Items listed in a dataset
# # # # #

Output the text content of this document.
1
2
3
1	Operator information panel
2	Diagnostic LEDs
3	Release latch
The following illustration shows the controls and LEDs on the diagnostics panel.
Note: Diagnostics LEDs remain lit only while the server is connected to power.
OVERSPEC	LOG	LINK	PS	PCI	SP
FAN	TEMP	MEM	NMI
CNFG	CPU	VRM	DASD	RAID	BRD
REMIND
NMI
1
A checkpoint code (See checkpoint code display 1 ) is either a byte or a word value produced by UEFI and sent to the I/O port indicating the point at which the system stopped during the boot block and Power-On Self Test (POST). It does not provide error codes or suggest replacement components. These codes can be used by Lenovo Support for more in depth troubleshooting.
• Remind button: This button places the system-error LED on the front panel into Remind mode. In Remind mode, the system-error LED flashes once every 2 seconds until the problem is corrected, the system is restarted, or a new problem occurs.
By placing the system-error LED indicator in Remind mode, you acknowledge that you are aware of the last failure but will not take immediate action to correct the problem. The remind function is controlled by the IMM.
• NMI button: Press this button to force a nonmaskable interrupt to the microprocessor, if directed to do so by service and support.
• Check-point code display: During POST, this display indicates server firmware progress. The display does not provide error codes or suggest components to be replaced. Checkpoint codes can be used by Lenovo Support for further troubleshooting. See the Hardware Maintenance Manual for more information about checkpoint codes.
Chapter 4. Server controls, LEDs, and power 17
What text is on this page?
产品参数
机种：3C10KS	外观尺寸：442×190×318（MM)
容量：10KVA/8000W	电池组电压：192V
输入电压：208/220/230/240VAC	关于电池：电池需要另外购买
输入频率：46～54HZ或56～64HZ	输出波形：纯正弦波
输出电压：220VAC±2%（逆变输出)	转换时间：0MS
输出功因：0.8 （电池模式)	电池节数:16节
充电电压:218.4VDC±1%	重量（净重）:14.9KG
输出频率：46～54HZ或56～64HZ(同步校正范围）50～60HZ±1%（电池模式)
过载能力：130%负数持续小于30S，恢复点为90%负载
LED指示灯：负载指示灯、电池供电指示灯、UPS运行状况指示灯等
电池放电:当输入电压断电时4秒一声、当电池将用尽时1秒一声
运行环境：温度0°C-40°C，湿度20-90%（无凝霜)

# # # # #

:: Your instructions ::
The whole listing above needs to be written out again exactly.

:: Task result ::
Output the text content of this document.
1
2
3
1	Operator information panel
2	Diagnostic LEDs
3	Release latch
The following illustration shows the controls and LEDs on the diagnostics panel.
Note: Diagnostics LEDs remain lit only while the server is connected to power.
OVERSPEC	LOG	LINK	PS	PCI	SP
FAN	TEMP	MEM	NMI
CNFG	CPU	VRM	DASD	RAID	BRD
REMIND
NMI
1
A checkpoint code (See checkpoint code display 1 ) is either a byte or a word value produced by UEFI and sent to the I/O port indicating the point at which the system stopped during the boot block and Power-On Self Test (POST). It does not provide error codes or suggest replacement components. These codes can be used by Lenovo Support for more in depth troubleshooting.
• Remind button: This button places the system-error LED on the front panel into Remind mode. In Remind mode, the system-error LED flashes once every 2 seconds until the problem is corrected, the system is restarted, or a new problem occurs.
By placing the system-error LED indicator in Remind mode, you acknowledge that you are aware of the last failure but will not take immediate action to correct the problem. The remind function is controlled by the IMM.
• NMI button: Press this button to force a nonmaskable interrupt to the microprocessor, if directed to do so by service and support.
• Check-point code display: During POST, this display indicates server firmware progress. The display does not provide error codes or suggest components to be replaced. Checkpoint codes can be used by Lenovo Support for further troubleshooting. See the Hardware Maintenance Manual for more information about checkpoint codes.
Chapter 4. Server controls, LEDs, and power 17
What text is on this page?
产品参数
机种：3C10KS	外观尺寸：442×190×318（MM)
容量：10KVA/8000W	电池组电压：192V
输入电压：208/220/230/240VAC	关于电池：电池需要另外购买
输入频率：46～54HZ或56～64HZ	输出波形：纯正弦波
输出电压：220VAC±2%（逆变输出)	转换时间：0MS
输出功因：0.8 （电池模式)	电池节数:16节
充电电压:218.4VDC±1%	重量（净重）:14.9KG
输出频率：46～54HZ或56～64HZ(同步校正范围）50～60HZ±1%（电池模式)
过载能力：130%负数持续小于30S，恢复点为90%负载
LED指示灯：负载指示灯、电池供电指示灯、UPS运行状况指示灯等
电池放电:当输入电压断电时4秒一声、当电池将用尽时1秒一声
运行环境：温度0°C-40°C，湿度20-90%（无凝霜)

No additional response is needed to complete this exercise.